[Stored entries]
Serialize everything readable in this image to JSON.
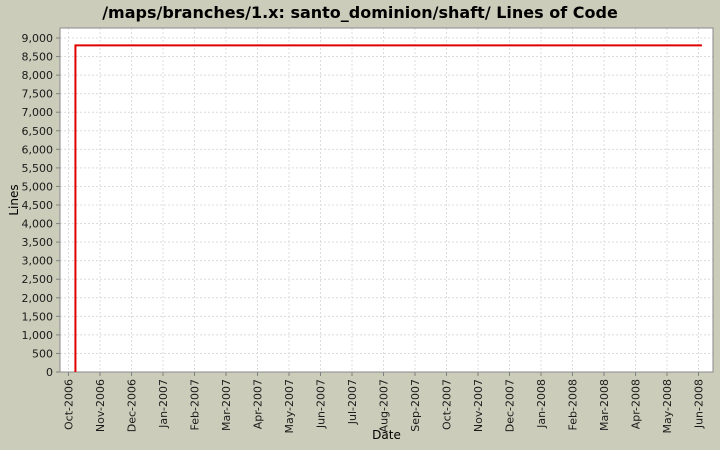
{
  "chart_data": {
    "type": "line",
    "title": "/maps/branches/1.x: santo_dominion/shaft/ Lines of Code",
    "xlabel": "Date",
    "ylabel": "Lines",
    "ylim": [
      0,
      9000
    ],
    "y_tick_step": 500,
    "y_tick_values": [
      0,
      500,
      1000,
      1500,
      2000,
      2500,
      3000,
      3500,
      4000,
      4500,
      5000,
      5500,
      6000,
      6500,
      7000,
      7500,
      8000,
      8500,
      9000
    ],
    "y_tick_labels": [
      "0",
      "500",
      "1,000",
      "1,500",
      "2,000",
      "2,500",
      "3,000",
      "3,500",
      "4,000",
      "4,500",
      "5,000",
      "5,500",
      "6,000",
      "6,500",
      "7,000",
      "7,500",
      "8,000",
      "8,500",
      "9,000"
    ],
    "x_tick_labels": [
      "Oct-2006",
      "Nov-2006",
      "Dec-2006",
      "Jan-2007",
      "Feb-2007",
      "Mar-2007",
      "Apr-2007",
      "May-2007",
      "Jun-2007",
      "Jul-2007",
      "Aug-2007",
      "Sep-2007",
      "Oct-2007",
      "Nov-2007",
      "Dec-2007",
      "Jan-2008",
      "Feb-2008",
      "Mar-2008",
      "Apr-2008",
      "May-2008",
      "Jun-2008"
    ],
    "grid": "dashed",
    "legend": "none",
    "series": [
      {
        "name": "Lines of Code",
        "color": "#e00000",
        "points_month_value": [
          [
            0.22,
            0
          ],
          [
            0.22,
            8800
          ],
          [
            20.11,
            8800
          ]
        ]
      }
    ],
    "colors": {
      "background": "#cbccba",
      "plot_background": "#ffffff",
      "plot_border": "#8a8a8a",
      "grid": "#dcdcdc",
      "tick": "#808080",
      "line": "#e00000",
      "text": "#000000"
    }
  }
}
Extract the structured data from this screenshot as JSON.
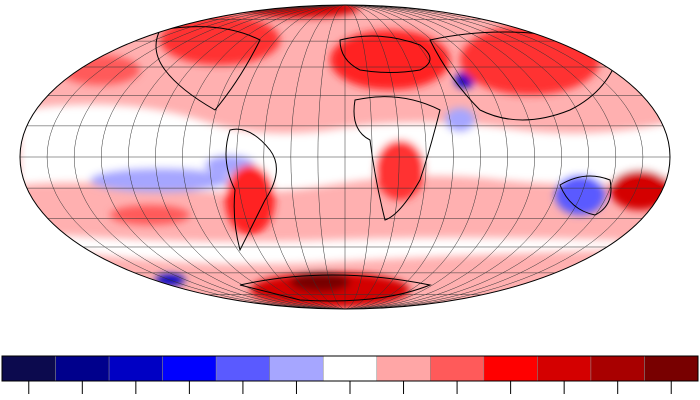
{
  "colorbar": {
    "colors": [
      "#0c0a4e",
      "#00008c",
      "#0000c4",
      "#0000ff",
      "#5a5aff",
      "#a6a6ff",
      "#ffffff",
      "#ffa6a6",
      "#ff5a5a",
      "#ff0000",
      "#d40000",
      "#a80000",
      "#780000"
    ]
  }
}
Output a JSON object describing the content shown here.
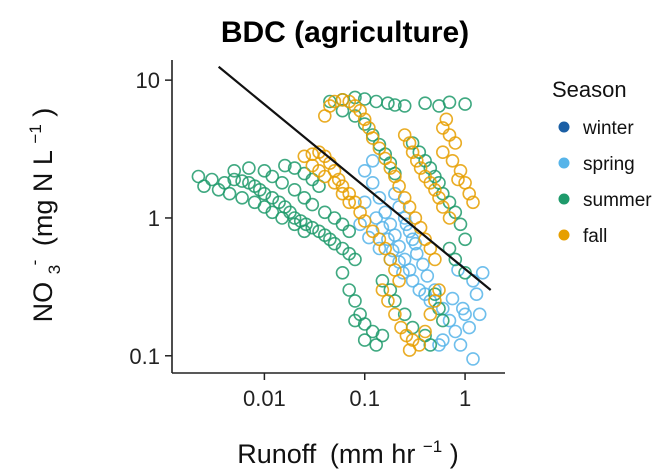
{
  "chart_data": {
    "type": "scatter",
    "title": "BDC (agriculture)",
    "xlabel": "Runoff",
    "xlabel_unit": "(mm hr",
    "xlabel_exp": "−1",
    "xlabel_close": ")",
    "ylabel_main": "NO",
    "ylabel_sub": "3",
    "ylabel_sup": "-",
    "ylabel_unit": "(mg N L",
    "ylabel_exp": "−1",
    "ylabel_close": ")",
    "x_scale": "log",
    "y_scale": "log",
    "xlim": [
      0.0012,
      2.5
    ],
    "ylim": [
      0.075,
      14
    ],
    "x_ticks": [
      {
        "value": 0.01,
        "label": "0.01"
      },
      {
        "value": 0.1,
        "label": "0.1"
      },
      {
        "value": 1,
        "label": "1"
      }
    ],
    "y_ticks": [
      {
        "value": 0.1,
        "label": "0.1"
      },
      {
        "value": 1,
        "label": "1"
      },
      {
        "value": 10,
        "label": "10"
      }
    ],
    "grid": false,
    "legend_title": "Season",
    "legend_position": "right",
    "marker": "open-circle",
    "series": [
      {
        "name": "winter",
        "color": "#1b5fa5",
        "points": []
      },
      {
        "name": "spring",
        "color": "#56b4e9",
        "points": [
          [
            0.1,
            2.2
          ],
          [
            0.12,
            1.8
          ],
          [
            0.14,
            1.4
          ],
          [
            0.16,
            1.1
          ],
          [
            0.18,
            0.9
          ],
          [
            0.2,
            0.75
          ],
          [
            0.22,
            0.62
          ],
          [
            0.25,
            0.5
          ],
          [
            0.28,
            0.42
          ],
          [
            0.3,
            0.35
          ],
          [
            0.35,
            0.3
          ],
          [
            0.4,
            0.28
          ],
          [
            0.45,
            0.25
          ],
          [
            0.1,
            1.3
          ],
          [
            0.13,
            1.0
          ],
          [
            0.15,
            0.85
          ],
          [
            0.17,
            0.7
          ],
          [
            0.19,
            0.58
          ],
          [
            0.22,
            0.48
          ],
          [
            0.09,
            0.9
          ],
          [
            0.11,
            0.72
          ],
          [
            0.14,
            0.6
          ],
          [
            0.18,
            0.5
          ],
          [
            0.24,
            0.4
          ],
          [
            0.26,
            0.9
          ],
          [
            0.3,
            0.7
          ],
          [
            0.33,
            0.55
          ],
          [
            0.38,
            0.46
          ],
          [
            0.42,
            0.38
          ],
          [
            0.5,
            0.3
          ],
          [
            0.6,
            0.22
          ],
          [
            0.7,
            0.18
          ],
          [
            0.8,
            0.15
          ],
          [
            0.6,
            0.13
          ],
          [
            0.9,
            0.12
          ],
          [
            1.0,
            0.2
          ],
          [
            1.1,
            0.16
          ],
          [
            0.75,
            0.26
          ],
          [
            0.95,
            0.22
          ],
          [
            1.2,
            0.35
          ],
          [
            1.3,
            0.28
          ],
          [
            1.2,
            0.095
          ],
          [
            1.4,
            0.2
          ],
          [
            0.55,
            0.12
          ],
          [
            1.5,
            0.4
          ],
          [
            0.85,
            0.42
          ],
          [
            0.2,
            1.5
          ],
          [
            0.22,
            1.2
          ],
          [
            0.25,
            1.0
          ],
          [
            0.28,
            0.8
          ],
          [
            0.32,
            0.65
          ],
          [
            0.12,
            2.6
          ]
        ]
      },
      {
        "name": "summer",
        "color": "#1e9a6b",
        "points": [
          [
            0.0022,
            2.0
          ],
          [
            0.003,
            1.9
          ],
          [
            0.004,
            1.8
          ],
          [
            0.005,
            1.9
          ],
          [
            0.006,
            1.85
          ],
          [
            0.007,
            1.8
          ],
          [
            0.008,
            1.7
          ],
          [
            0.009,
            1.6
          ],
          [
            0.01,
            1.5
          ],
          [
            0.012,
            1.4
          ],
          [
            0.014,
            1.3
          ],
          [
            0.016,
            1.2
          ],
          [
            0.018,
            1.1
          ],
          [
            0.02,
            1.0
          ],
          [
            0.023,
            0.95
          ],
          [
            0.026,
            0.9
          ],
          [
            0.03,
            0.85
          ],
          [
            0.035,
            0.8
          ],
          [
            0.04,
            0.75
          ],
          [
            0.045,
            0.7
          ],
          [
            0.05,
            0.65
          ],
          [
            0.06,
            0.6
          ],
          [
            0.07,
            0.55
          ],
          [
            0.08,
            0.5
          ],
          [
            0.0025,
            1.7
          ],
          [
            0.0035,
            1.6
          ],
          [
            0.0045,
            1.5
          ],
          [
            0.006,
            1.4
          ],
          [
            0.008,
            1.3
          ],
          [
            0.01,
            1.2
          ],
          [
            0.012,
            1.1
          ],
          [
            0.015,
            1.0
          ],
          [
            0.02,
            0.9
          ],
          [
            0.025,
            0.8
          ],
          [
            0.005,
            2.2
          ],
          [
            0.007,
            2.3
          ],
          [
            0.01,
            2.2
          ],
          [
            0.012,
            2.0
          ],
          [
            0.015,
            1.8
          ],
          [
            0.02,
            1.6
          ],
          [
            0.025,
            1.4
          ],
          [
            0.03,
            1.25
          ],
          [
            0.04,
            1.1
          ],
          [
            0.05,
            1.0
          ],
          [
            0.06,
            0.9
          ],
          [
            0.07,
            0.8
          ],
          [
            0.016,
            2.4
          ],
          [
            0.02,
            2.3
          ],
          [
            0.025,
            2.1
          ],
          [
            0.03,
            1.9
          ],
          [
            0.035,
            1.7
          ],
          [
            0.06,
            0.4
          ],
          [
            0.07,
            0.3
          ],
          [
            0.08,
            0.25
          ],
          [
            0.09,
            0.2
          ],
          [
            0.1,
            0.17
          ],
          [
            0.12,
            0.15
          ],
          [
            0.08,
            0.18
          ],
          [
            0.1,
            0.13
          ],
          [
            0.13,
            0.12
          ],
          [
            0.15,
            0.14
          ],
          [
            0.045,
            7.0
          ],
          [
            0.06,
            7.2
          ],
          [
            0.08,
            7.5
          ],
          [
            0.1,
            7.3
          ],
          [
            0.13,
            7.0
          ],
          [
            0.17,
            6.8
          ],
          [
            0.2,
            6.6
          ],
          [
            0.25,
            6.5
          ],
          [
            0.06,
            6.0
          ],
          [
            0.08,
            5.5
          ],
          [
            0.1,
            4.8
          ],
          [
            0.12,
            4.0
          ],
          [
            0.14,
            3.4
          ],
          [
            0.16,
            2.9
          ],
          [
            0.18,
            2.5
          ],
          [
            0.2,
            2.1
          ],
          [
            0.4,
            6.8
          ],
          [
            0.7,
            6.9
          ],
          [
            1.0,
            6.7
          ],
          [
            0.55,
            6.5
          ],
          [
            0.3,
            3.5
          ],
          [
            0.35,
            3.0
          ],
          [
            0.4,
            2.6
          ],
          [
            0.45,
            2.3
          ],
          [
            0.5,
            2.0
          ],
          [
            0.55,
            1.8
          ],
          [
            0.6,
            1.5
          ],
          [
            0.7,
            1.3
          ],
          [
            0.8,
            1.1
          ],
          [
            0.9,
            0.9
          ],
          [
            1.0,
            0.7
          ],
          [
            0.5,
            0.28
          ],
          [
            0.55,
            0.22
          ],
          [
            0.6,
            0.18
          ],
          [
            0.4,
            0.14
          ],
          [
            0.45,
            0.12
          ],
          [
            0.3,
            0.16
          ],
          [
            0.25,
            0.2
          ],
          [
            0.2,
            0.25
          ],
          [
            0.18,
            0.3
          ],
          [
            0.15,
            0.35
          ],
          [
            0.7,
            0.6
          ],
          [
            0.8,
            0.5
          ],
          [
            1.0,
            0.4
          ]
        ]
      },
      {
        "name": "fall",
        "color": "#e69f00",
        "points": [
          [
            0.025,
            2.8
          ],
          [
            0.03,
            2.9
          ],
          [
            0.035,
            3.0
          ],
          [
            0.04,
            2.8
          ],
          [
            0.045,
            2.5
          ],
          [
            0.05,
            2.2
          ],
          [
            0.055,
            1.9
          ],
          [
            0.06,
            1.7
          ],
          [
            0.07,
            1.5
          ],
          [
            0.08,
            1.3
          ],
          [
            0.09,
            1.1
          ],
          [
            0.1,
            0.95
          ],
          [
            0.12,
            0.8
          ],
          [
            0.14,
            0.7
          ],
          [
            0.16,
            0.6
          ],
          [
            0.18,
            0.5
          ],
          [
            0.2,
            0.42
          ],
          [
            0.22,
            0.35
          ],
          [
            0.03,
            2.4
          ],
          [
            0.035,
            2.2
          ],
          [
            0.04,
            2.0
          ],
          [
            0.05,
            1.8
          ],
          [
            0.06,
            1.5
          ],
          [
            0.07,
            1.3
          ],
          [
            0.04,
            5.5
          ],
          [
            0.045,
            6.5
          ],
          [
            0.05,
            7.0
          ],
          [
            0.06,
            7.2
          ],
          [
            0.07,
            7.0
          ],
          [
            0.08,
            6.5
          ],
          [
            0.09,
            6.0
          ],
          [
            0.1,
            5.2
          ],
          [
            0.11,
            4.5
          ],
          [
            0.12,
            3.8
          ],
          [
            0.14,
            3.2
          ],
          [
            0.16,
            2.7
          ],
          [
            0.18,
            2.3
          ],
          [
            0.2,
            2.0
          ],
          [
            0.22,
            1.7
          ],
          [
            0.25,
            1.4
          ],
          [
            0.28,
            1.2
          ],
          [
            0.32,
            1.0
          ],
          [
            0.36,
            0.85
          ],
          [
            0.4,
            0.7
          ],
          [
            0.45,
            0.6
          ],
          [
            0.5,
            0.5
          ],
          [
            0.25,
            4.0
          ],
          [
            0.28,
            3.5
          ],
          [
            0.3,
            3.0
          ],
          [
            0.33,
            2.6
          ],
          [
            0.36,
            2.3
          ],
          [
            0.4,
            2.0
          ],
          [
            0.45,
            1.8
          ],
          [
            0.5,
            1.6
          ],
          [
            0.55,
            1.4
          ],
          [
            0.6,
            1.2
          ],
          [
            0.7,
            1.0
          ],
          [
            0.6,
            4.5
          ],
          [
            0.7,
            4.0
          ],
          [
            0.8,
            3.5
          ],
          [
            0.6,
            3.0
          ],
          [
            0.75,
            2.6
          ],
          [
            0.9,
            2.2
          ],
          [
            1.0,
            1.8
          ],
          [
            1.1,
            1.5
          ],
          [
            1.2,
            1.3
          ],
          [
            0.85,
            1.9
          ],
          [
            0.65,
            5.2
          ],
          [
            0.15,
            0.3
          ],
          [
            0.17,
            0.25
          ],
          [
            0.2,
            0.2
          ],
          [
            0.23,
            0.16
          ],
          [
            0.26,
            0.14
          ],
          [
            0.3,
            0.13
          ],
          [
            0.35,
            0.12
          ],
          [
            0.28,
            0.11
          ],
          [
            0.4,
            0.15
          ],
          [
            0.45,
            0.2
          ],
          [
            0.5,
            0.25
          ],
          [
            0.55,
            0.3
          ]
        ]
      }
    ],
    "fit_line": {
      "color": "#111111",
      "from": [
        0.0035,
        12.5
      ],
      "to": [
        1.8,
        0.3
      ]
    }
  }
}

GIVEN INSTRUCTION: Give the count of lines containing "from", with no added text.

WORKED SOLUTION: 2